§ THE TASK: Format every line in the rows below as a JSON list of strings, one string per line, leaving out blank lines.
══ RAW RECORDS ══
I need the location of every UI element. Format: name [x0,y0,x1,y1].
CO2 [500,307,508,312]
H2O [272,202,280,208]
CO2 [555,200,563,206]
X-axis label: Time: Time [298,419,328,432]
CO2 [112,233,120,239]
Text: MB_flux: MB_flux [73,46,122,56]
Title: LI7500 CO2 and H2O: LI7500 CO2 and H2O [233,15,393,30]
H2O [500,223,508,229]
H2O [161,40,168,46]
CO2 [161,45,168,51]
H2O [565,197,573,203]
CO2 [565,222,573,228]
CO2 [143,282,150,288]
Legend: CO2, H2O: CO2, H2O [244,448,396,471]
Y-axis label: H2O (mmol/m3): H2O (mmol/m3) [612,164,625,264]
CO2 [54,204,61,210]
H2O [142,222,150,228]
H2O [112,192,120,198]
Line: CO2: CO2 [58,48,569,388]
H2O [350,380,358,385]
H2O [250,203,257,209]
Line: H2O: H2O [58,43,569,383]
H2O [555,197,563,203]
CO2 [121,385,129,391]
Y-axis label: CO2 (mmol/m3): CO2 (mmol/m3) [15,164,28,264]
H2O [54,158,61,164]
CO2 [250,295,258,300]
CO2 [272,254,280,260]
═══
§ TASK RESPONSE:
[
  "I need the location of every UI element. Format: name [x0,y0,x1,y1].",
  "CO2 [500,307,508,312]",
  "H2O [272,202,280,208]",
  "CO2 [555,200,563,206]",
  "X-axis label: Time: Time [298,419,328,432]",
  "CO2 [112,233,120,239]",
  "Text: MB_flux: MB_flux [73,46,122,56]",
  "Title: LI7500 CO2 and H2O: LI7500 CO2 and H2O [233,15,393,30]",
  "H2O [500,223,508,229]",
  "H2O [161,40,168,46]",
  "CO2 [161,45,168,51]",
  "H2O [565,197,573,203]",
  "CO2 [565,222,573,228]",
  "CO2 [143,282,150,288]",
  "Legend: CO2, H2O: CO2, H2O [244,448,396,471]",
  "Y-axis label: H2O (mmol/m3): H2O (mmol/m3) [612,164,625,264]",
  "CO2 [54,204,61,210]",
  "H2O [142,222,150,228]",
  "H2O [112,192,120,198]",
  "Line: CO2: CO2 [58,48,569,388]",
  "H2O [350,380,358,385]",
  "H2O [250,203,257,209]",
  "Line: H2O: H2O [58,43,569,383]",
  "H2O [555,197,563,203]",
  "CO2 [121,385,129,391]",
  "Y-axis label: CO2 (mmol/m3): CO2 (mmol/m3) [15,164,28,264]",
  "H2O [54,158,61,164]",
  "CO2 [250,295,258,300]",
  "CO2 [272,254,280,260]"
]